(Beginning of EXCERPTED RECORDS)
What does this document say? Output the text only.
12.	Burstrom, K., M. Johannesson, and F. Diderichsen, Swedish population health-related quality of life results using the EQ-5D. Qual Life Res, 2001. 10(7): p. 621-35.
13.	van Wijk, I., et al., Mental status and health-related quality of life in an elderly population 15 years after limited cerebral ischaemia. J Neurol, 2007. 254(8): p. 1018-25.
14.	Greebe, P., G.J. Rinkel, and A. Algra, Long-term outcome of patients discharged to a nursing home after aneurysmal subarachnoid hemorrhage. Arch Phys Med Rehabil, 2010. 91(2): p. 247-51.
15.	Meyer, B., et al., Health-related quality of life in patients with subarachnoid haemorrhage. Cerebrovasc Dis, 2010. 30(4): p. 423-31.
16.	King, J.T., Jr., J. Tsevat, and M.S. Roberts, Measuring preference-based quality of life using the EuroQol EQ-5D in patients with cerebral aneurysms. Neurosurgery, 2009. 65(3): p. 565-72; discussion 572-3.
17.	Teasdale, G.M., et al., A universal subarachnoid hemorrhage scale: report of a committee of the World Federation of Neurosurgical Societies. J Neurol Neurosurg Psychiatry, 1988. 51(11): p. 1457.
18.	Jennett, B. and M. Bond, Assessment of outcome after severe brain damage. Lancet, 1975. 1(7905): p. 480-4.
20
(End of EXCERPTED RECORDS)
● **TASK STATEMENT**:
Respond with a number only, the count of lines in the entries where the string "subarachnoid" occurs.

● **EXPECTED OUTPUT**:
3